*DIRECTIVE*.
Extract the complete data exactly as given.

Records from a data source:
>> start

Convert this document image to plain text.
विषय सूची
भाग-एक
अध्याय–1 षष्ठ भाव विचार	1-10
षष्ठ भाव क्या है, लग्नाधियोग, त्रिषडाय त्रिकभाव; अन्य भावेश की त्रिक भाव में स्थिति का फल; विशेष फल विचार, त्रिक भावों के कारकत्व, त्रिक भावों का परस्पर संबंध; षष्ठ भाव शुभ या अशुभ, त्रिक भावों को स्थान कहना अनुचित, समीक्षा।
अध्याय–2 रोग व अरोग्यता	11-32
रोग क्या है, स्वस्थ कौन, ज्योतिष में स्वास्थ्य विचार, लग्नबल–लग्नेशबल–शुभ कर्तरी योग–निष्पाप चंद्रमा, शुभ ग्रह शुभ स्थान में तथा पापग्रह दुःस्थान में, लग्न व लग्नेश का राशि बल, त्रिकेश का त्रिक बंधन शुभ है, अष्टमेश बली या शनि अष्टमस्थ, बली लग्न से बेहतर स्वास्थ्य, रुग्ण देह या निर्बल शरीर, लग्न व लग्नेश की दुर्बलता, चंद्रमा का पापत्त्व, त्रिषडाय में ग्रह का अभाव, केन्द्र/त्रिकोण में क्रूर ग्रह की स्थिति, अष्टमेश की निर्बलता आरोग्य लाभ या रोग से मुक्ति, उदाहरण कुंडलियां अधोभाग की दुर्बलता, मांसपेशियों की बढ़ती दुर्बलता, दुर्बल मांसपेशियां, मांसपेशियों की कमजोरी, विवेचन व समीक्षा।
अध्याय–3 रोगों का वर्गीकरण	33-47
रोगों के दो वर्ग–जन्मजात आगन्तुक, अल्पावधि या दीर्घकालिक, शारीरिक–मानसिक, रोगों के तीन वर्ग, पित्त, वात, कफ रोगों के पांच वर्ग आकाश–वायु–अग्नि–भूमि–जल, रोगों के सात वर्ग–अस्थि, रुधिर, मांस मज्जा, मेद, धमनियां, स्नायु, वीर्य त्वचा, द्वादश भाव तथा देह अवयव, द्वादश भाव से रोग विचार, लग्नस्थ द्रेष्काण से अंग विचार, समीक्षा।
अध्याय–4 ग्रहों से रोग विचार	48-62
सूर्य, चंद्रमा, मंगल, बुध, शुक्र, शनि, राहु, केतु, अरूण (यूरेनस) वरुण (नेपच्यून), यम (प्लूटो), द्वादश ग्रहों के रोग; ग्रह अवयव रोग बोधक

>> end

*COMPLETE RESPONSE*.
Convert this document image to plain text.
विषय सूची
भाग-एक
अध्याय–1 षष्ठ भाव विचार	1-10
षष्ठ भाव क्या है, लग्नाधियोग, त्रिषडाय त्रिकभाव; अन्य भावेश की त्रिक भाव में स्थिति का फल; विशेष फल विचार, त्रिक भावों के कारकत्व, त्रिक भावों का परस्पर संबंध; षष्ठ भाव शुभ या अशुभ, त्रिक भावों को स्थान कहना अनुचित, समीक्षा।
अध्याय–2 रोग व अरोग्यता	11-32
रोग क्या है, स्वस्थ कौन, ज्योतिष में स्वास्थ्य विचार, लग्नबल–लग्नेशबल–शुभ कर्तरी योग–निष्पाप चंद्रमा, शुभ ग्रह शुभ स्थान में तथा पापग्रह दुःस्थान में, लग्न व लग्नेश का राशि बल, त्रिकेश का त्रिक बंधन शुभ है, अष्टमेश बली या शनि अष्टमस्थ, बली लग्न से बेहतर स्वास्थ्य, रुग्ण देह या निर्बल शरीर, लग्न व लग्नेश की दुर्बलता, चंद्रमा का पापत्त्व, त्रिषडाय में ग्रह का अभाव, केन्द्र/त्रिकोण में क्रूर ग्रह की स्थिति, अष्टमेश की निर्बलता आरोग्य लाभ या रोग से मुक्ति, उदाहरण कुंडलियां अधोभाग की दुर्बलता, मांसपेशियों की बढ़ती दुर्बलता, दुर्बल मांसपेशियां, मांसपेशियों की कमजोरी, विवेचन व समीक्षा।
अध्याय–3 रोगों का वर्गीकरण	33-47
रोगों के दो वर्ग–जन्मजात आगन्तुक, अल्पावधि या दीर्घकालिक, शारीरिक–मानसिक, रोगों के तीन वर्ग, पित्त, वात, कफ रोगों के पांच वर्ग आकाश–वायु–अग्नि–भूमि–जल, रोगों के सात वर्ग–अस्थि, रुधिर, मांस मज्जा, मेद, धमनियां, स्नायु, वीर्य त्वचा, द्वादश भाव तथा देह अवयव, द्वादश भाव से रोग विचार, लग्नस्थ द्रेष्काण से अंग विचार, समीक्षा।
अध्याय–4 ग्रहों से रोग विचार	48-62
सूर्य, चंद्रमा, मंगल, बुध, शुक्र, शनि, राहु, केतु, अरूण (यूरेनस) वरुण (नेपच्यून), यम (प्लूटो), द्वादश ग्रहों के रोग; ग्रह अवयव रोग बोधक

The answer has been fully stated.